- [Soal]
Tuliskan kembali bagian dari teks bacaan di bawah, mulai dari "Pesan Liahona Bulanan, April" sampai "perlu kita lakukan—makan.", termasuk kedua bagian itu, tanpa mengubah apa pun.

- [Teks Bacaan]
****************************************

Liahona
Memberi Makan Jiwa Anda dengan Doa yang Sering
April 2024


“Memberi Makan Jiwa Anda dengan Doa yang Sering,” Liahona, April 2024

Pesan Liahona Bulanan, April 2024

Memberi Makan Jiwa Anda dengan Doa yang Sering

Kita memerlukan pemeliharaan rohani dari berkomunikasi dengan Bapa Surgawi kita, sebuah berkat yang tersedia bagi kita di mana pun dan selamanya.

Gambar
Enos sedang berdoa

Foto aktor memerankan Enos oleh Matt Reier

Kita semua pernah merasa lapar sebelumnya. Rasa lapar adalah cara tubuh memberi tahu kita bahwa tubuh membutuhkan pemeliharaan. Dan ketika kita lapar, kita tahu apa yang perlu kita lakukan—makan.

Roh kita juga memiliki cara-cara untuk membiarkan kita tahu ketika kita membutuhkan pemeliharaan rohani. Tetapi tampaknya adalah lebih mudah bagi kita untuk sekadar mengabaikan rasa lapar rohani daripada kelaparan jasmani.

****************************************

- [Data yang Diberikan]
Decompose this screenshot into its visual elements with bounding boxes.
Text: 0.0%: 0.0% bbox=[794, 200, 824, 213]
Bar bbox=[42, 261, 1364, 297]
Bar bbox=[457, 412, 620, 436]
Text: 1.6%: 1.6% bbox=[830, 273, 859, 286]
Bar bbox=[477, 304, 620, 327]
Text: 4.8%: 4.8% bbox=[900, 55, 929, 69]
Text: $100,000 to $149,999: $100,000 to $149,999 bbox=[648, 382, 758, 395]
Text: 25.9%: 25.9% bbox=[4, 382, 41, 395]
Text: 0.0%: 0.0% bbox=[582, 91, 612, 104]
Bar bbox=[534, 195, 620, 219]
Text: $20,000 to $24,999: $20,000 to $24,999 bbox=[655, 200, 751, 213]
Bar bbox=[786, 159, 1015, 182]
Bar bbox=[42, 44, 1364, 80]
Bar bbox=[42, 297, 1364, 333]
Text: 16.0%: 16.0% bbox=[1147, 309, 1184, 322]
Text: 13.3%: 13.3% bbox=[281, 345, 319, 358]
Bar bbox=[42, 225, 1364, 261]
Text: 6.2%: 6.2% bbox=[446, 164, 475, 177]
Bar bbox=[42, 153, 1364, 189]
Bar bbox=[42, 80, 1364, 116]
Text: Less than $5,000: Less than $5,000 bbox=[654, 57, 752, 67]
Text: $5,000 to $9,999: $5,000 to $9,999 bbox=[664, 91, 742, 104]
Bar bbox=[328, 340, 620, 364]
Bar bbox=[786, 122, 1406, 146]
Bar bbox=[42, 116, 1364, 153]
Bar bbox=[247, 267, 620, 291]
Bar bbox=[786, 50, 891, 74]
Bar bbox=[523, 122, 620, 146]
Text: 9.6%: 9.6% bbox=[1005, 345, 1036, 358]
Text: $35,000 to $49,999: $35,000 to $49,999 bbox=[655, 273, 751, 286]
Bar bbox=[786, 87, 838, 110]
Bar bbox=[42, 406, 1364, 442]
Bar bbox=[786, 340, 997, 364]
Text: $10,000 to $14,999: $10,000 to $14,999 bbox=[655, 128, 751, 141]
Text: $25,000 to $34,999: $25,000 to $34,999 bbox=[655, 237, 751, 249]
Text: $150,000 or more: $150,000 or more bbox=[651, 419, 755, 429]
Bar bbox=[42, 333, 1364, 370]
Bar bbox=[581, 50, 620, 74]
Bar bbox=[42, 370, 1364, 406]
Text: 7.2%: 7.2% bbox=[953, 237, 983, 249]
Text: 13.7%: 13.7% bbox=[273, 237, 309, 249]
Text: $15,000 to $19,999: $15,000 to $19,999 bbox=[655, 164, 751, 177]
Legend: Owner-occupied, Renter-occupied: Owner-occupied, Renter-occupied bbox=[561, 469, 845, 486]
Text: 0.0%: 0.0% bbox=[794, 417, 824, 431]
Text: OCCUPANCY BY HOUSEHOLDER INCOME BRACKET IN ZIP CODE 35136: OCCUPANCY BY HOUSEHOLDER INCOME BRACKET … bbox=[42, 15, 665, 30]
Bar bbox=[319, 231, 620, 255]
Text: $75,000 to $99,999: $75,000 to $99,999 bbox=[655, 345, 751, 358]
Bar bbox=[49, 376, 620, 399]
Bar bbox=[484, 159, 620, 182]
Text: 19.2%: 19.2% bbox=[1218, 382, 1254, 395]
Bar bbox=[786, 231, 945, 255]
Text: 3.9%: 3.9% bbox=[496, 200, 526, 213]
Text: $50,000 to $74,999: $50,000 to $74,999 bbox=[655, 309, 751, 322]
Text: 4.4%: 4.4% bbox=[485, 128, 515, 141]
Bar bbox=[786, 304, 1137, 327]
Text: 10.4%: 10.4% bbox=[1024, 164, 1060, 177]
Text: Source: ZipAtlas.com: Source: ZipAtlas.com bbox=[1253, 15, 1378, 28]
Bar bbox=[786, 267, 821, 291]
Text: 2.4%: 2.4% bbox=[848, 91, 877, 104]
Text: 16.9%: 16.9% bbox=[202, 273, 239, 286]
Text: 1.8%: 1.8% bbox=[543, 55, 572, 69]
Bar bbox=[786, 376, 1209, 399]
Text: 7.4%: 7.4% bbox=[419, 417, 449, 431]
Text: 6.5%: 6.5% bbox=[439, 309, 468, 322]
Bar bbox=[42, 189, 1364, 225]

****************************************

- [Jawaban yang Diharapkan]
Pesan Liahona Bulanan, April 2024

Memberi Makan Jiwa Anda dengan Doa yang Sering

Kita memerlukan pemeliharaan rohani dari berkomunikasi dengan Bapa Surgawi kita, sebuah berkat yang tersedia bagi kita di mana pun dan selamanya.

Gambar
Enos sedang berdoa

Foto aktor memerankan Enos oleh Matt Reier

Kita semua pernah merasa lapar sebelumnya. Rasa lapar adalah cara tubuh memberi tahu kita bahwa tubuh membutuhkan pemeliharaan. Dan ketika kita lapar, kita tahu apa yang perlu kita lakukan—makan.